What you need to do:
Repeat every line below exactly, word for word.
start Record set
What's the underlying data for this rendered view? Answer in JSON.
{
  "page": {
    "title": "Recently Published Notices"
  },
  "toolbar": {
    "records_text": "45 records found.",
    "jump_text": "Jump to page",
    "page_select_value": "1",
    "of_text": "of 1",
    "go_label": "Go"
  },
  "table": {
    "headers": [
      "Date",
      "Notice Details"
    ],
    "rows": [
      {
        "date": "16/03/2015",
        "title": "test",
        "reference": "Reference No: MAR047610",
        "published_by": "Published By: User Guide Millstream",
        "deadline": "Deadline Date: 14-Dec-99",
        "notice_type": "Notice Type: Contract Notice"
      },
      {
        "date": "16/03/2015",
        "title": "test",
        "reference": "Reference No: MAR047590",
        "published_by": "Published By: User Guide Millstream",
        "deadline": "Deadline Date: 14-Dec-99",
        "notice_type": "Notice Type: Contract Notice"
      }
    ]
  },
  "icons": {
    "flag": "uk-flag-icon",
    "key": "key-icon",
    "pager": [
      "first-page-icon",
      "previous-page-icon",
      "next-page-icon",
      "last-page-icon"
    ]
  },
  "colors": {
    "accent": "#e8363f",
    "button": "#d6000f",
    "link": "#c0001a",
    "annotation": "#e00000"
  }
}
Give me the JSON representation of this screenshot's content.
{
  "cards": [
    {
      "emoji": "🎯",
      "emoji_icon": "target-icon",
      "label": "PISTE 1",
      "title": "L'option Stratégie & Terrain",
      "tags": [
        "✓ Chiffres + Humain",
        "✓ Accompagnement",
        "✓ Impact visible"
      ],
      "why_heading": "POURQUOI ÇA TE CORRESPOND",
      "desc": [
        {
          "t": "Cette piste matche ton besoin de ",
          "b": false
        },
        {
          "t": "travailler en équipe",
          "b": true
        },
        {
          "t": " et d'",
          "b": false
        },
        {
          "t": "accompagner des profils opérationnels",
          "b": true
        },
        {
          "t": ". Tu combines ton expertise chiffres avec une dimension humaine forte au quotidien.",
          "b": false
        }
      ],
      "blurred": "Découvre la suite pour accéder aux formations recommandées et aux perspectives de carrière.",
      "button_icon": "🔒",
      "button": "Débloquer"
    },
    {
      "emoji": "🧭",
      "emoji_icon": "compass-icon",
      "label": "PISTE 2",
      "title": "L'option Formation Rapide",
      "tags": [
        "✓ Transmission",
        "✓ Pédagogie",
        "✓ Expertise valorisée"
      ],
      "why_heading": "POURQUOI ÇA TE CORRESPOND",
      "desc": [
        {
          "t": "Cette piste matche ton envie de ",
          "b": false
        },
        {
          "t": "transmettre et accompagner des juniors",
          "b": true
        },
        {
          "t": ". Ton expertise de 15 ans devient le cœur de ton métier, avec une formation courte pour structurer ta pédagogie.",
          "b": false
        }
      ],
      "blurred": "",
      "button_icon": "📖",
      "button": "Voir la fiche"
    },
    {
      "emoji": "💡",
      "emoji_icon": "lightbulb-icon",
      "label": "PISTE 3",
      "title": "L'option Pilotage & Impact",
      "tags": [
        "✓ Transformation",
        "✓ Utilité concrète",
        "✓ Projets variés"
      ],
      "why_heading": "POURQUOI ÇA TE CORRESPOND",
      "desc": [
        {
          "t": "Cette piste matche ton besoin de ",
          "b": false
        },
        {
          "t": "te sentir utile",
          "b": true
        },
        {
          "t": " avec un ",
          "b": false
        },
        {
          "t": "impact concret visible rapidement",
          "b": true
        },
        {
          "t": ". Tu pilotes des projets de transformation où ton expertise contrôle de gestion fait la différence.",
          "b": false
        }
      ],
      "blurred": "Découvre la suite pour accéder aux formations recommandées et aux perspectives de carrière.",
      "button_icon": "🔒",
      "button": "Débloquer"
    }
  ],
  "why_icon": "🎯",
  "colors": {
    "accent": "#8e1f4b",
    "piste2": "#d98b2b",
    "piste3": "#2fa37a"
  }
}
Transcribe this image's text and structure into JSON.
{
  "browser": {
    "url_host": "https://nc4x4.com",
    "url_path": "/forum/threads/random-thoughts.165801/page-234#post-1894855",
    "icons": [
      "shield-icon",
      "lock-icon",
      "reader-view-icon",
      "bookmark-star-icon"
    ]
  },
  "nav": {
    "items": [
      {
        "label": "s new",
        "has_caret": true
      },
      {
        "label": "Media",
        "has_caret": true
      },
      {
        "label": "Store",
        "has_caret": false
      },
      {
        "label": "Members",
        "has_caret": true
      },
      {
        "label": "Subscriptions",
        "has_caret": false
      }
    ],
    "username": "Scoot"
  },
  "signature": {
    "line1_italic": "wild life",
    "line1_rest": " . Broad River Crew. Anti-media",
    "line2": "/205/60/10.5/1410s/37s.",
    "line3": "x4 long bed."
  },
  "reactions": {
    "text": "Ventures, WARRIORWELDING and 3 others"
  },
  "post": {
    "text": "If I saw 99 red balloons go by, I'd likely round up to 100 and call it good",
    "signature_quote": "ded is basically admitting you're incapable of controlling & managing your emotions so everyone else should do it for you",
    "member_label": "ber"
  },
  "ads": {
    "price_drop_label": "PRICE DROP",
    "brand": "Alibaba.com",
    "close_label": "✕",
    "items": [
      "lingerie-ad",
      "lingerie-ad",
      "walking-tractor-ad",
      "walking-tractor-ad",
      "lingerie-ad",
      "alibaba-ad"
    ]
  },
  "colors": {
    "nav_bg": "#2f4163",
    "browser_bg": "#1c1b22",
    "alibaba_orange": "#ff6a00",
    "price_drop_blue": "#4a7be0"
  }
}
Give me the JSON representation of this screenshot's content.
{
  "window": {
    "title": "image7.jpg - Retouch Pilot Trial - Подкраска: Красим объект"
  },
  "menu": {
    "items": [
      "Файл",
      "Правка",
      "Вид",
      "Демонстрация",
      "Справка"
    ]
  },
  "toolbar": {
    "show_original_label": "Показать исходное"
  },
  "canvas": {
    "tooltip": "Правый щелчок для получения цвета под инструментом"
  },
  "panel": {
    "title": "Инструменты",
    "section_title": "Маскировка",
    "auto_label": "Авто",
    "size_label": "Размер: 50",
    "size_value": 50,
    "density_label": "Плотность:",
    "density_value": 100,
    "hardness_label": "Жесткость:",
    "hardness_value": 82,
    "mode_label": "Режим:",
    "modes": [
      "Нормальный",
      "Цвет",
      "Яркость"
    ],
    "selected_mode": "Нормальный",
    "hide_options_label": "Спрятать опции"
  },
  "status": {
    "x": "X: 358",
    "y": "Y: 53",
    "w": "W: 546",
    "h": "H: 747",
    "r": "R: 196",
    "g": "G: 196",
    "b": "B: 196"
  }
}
end Record set
Response below:
What's the underlying data for this rendered view? Answer in JSON.
{
  "page": {
    "title": "Recently Published Notices"
  },
  "toolbar": {
    "records_text": "45 records found.",
    "jump_text": "Jump to page",
    "page_select_value": "1",
    "of_text": "of 1",
    "go_label": "Go"
  },
  "table": {
    "headers": [
      "Date",
      "Notice Details"
    ],
    "rows": [
      {
        "date": "16/03/2015",
        "title": "test",
        "reference": "Reference No: MAR047610",
        "published_by": "Published By: User Guide Millstream",
        "deadline": "Deadline Date: 14-Dec-99",
        "notice_type": "Notice Type: Contract Notice"
      },
      {
        "date": "16/03/2015",
        "title": "test",
        "reference": "Reference No: MAR047590",
        "published_by": "Published By: User Guide Millstream",
        "deadline": "Deadline Date: 14-Dec-99",
        "notice_type": "Notice Type: Contract Notice"
      }
    ]
  },
  "icons": {
    "flag": "uk-flag-icon",
    "key": "key-icon",
    "pager": [
      "first-page-icon",
      "previous-page-icon",
      "next-page-icon",
      "last-page-icon"
    ]
  },
  "colors": {
    "accent": "#e8363f",
    "button": "#d6000f",
    "link": "#c0001a",
    "annotation": "#e00000"
  }
}
Give me the JSON representation of this screenshot's content.
{
  "cards": [
    {
      "emoji": "🎯",
      "emoji_icon": "target-icon",
      "label": "PISTE 1",
      "title": "L'option Stratégie & Terrain",
      "tags": [
        "✓ Chiffres + Humain",
        "✓ Accompagnement",
        "✓ Impact visible"
      ],
      "why_heading": "POURQUOI ÇA TE CORRESPOND",
      "desc": [
        {
          "t": "Cette piste matche ton besoin de ",
          "b": false
        },
        {
          "t": "travailler en équipe",
          "b": true
        },
        {
          "t": " et d'",
          "b": false
        },
        {
          "t": "accompagner des profils opérationnels",
          "b": true
        },
        {
          "t": ". Tu combines ton expertise chiffres avec une dimension humaine forte au quotidien.",
          "b": false
        }
      ],
      "blurred": "Découvre la suite pour accéder aux formations recommandées et aux perspectives de carrière.",
      "button_icon": "🔒",
      "button": "Débloquer"
    },
    {
      "emoji": "🧭",
      "emoji_icon": "compass-icon",
      "label": "PISTE 2",
      "title": "L'option Formation Rapide",
      "tags": [
        "✓ Transmission",
        "✓ Pédagogie",
        "✓ Expertise valorisée"
      ],
      "why_heading": "POURQUOI ÇA TE CORRESPOND",
      "desc": [
        {
          "t": "Cette piste matche ton envie de ",
          "b": false
        },
        {
          "t": "transmettre et accompagner des juniors",
          "b": true
        },
        {
          "t": ". Ton expertise de 15 ans devient le cœur de ton métier, avec une formation courte pour structurer ta pédagogie.",
          "b": false
        }
      ],
      "blurred": "",
      "button_icon": "📖",
      "button": "Voir la fiche"
    },
    {
      "emoji": "💡",
      "emoji_icon": "lightbulb-icon",
      "label": "PISTE 3",
      "title": "L'option Pilotage & Impact",
      "tags": [
        "✓ Transformation",
        "✓ Utilité concrète",
        "✓ Projets variés"
      ],
      "why_heading": "POURQUOI ÇA TE CORRESPOND",
      "desc": [
        {
          "t": "Cette piste matche ton besoin de ",
          "b": false
        },
        {
          "t": "te sentir utile",
          "b": true
        },
        {
          "t": " avec un ",
          "b": false
        },
        {
          "t": "impact concret visible rapidement",
          "b": true
        },
        {
          "t": ". Tu pilotes des projets de transformation où ton expertise contrôle de gestion fait la différence.",
          "b": false
        }
      ],
      "blurred": "Découvre la suite pour accéder aux formations recommandées et aux perspectives de carrière.",
      "button_icon": "🔒",
      "button": "Débloquer"
    }
  ],
  "why_icon": "🎯",
  "colors": {
    "accent": "#8e1f4b",
    "piste2": "#d98b2b",
    "piste3": "#2fa37a"
  }
}
Transcribe this image's text and structure into JSON.
{
  "browser": {
    "url_host": "https://nc4x4.com",
    "url_path": "/forum/threads/random-thoughts.165801/page-234#post-1894855",
    "icons": [
      "shield-icon",
      "lock-icon",
      "reader-view-icon",
      "bookmark-star-icon"
    ]
  },
  "nav": {
    "items": [
      {
        "label": "s new",
        "has_caret": true
      },
      {
        "label": "Media",
        "has_caret": true
      },
      {
        "label": "Store",
        "has_caret": false
      },
      {
        "label": "Members",
        "has_caret": true
      },
      {
        "label": "Subscriptions",
        "has_caret": false
      }
    ],
    "username": "Scoot"
  },
  "signature": {
    "line1_italic": "wild life",
    "line1_rest": " . Broad River Crew. Anti-media",
    "line2": "/205/60/10.5/1410s/37s.",
    "line3": "x4 long bed."
  },
  "reactions": {
    "text": "Ventures, WARRIORWELDING and 3 others"
  },
  "post": {
    "text": "If I saw 99 red balloons go by, I'd likely round up to 100 and call it good",
    "signature_quote": "ded is basically admitting you're incapable of controlling & managing your emotions so everyone else should do it for you",
    "member_label": "ber"
  },
  "ads": {
    "price_drop_label": "PRICE DROP",
    "brand": "Alibaba.com",
    "close_label": "✕",
    "items": [
      "lingerie-ad",
      "lingerie-ad",
      "walking-tractor-ad",
      "walking-tractor-ad",
      "lingerie-ad",
      "alibaba-ad"
    ]
  },
  "colors": {
    "nav_bg": "#2f4163",
    "browser_bg": "#1c1b22",
    "alibaba_orange": "#ff6a00",
    "price_drop_blue": "#4a7be0"
  }
}
Give me the JSON representation of this screenshot's content.
{
  "window": {
    "title": "image7.jpg - Retouch Pilot Trial - Подкраска: Красим объект"
  },
  "menu": {
    "items": [
      "Файл",
      "Правка",
      "Вид",
      "Демонстрация",
      "Справка"
    ]
  },
  "toolbar": {
    "show_original_label": "Показать исходное"
  },
  "canvas": {
    "tooltip": "Правый щелчок для получения цвета под инструментом"
  },
  "panel": {
    "title": "Инструменты",
    "section_title": "Маскировка",
    "auto_label": "Авто",
    "size_label": "Размер: 50",
    "size_value": 50,
    "density_label": "Плотность:",
    "density_value": 100,
    "hardness_label": "Жесткость:",
    "hardness_value": 82,
    "mode_label": "Режим:",
    "modes": [
      "Нормальный",
      "Цвет",
      "Яркость"
    ],
    "selected_mode": "Нормальный",
    "hide_options_label": "Спрятать опции"
  },
  "status": {
    "x": "X: 358",
    "y": "Y: 53",
    "w": "W: 546",
    "h": "H: 747",
    "r": "R: 196",
    "g": "G: 196",
    "b": "B: 196"
  }
}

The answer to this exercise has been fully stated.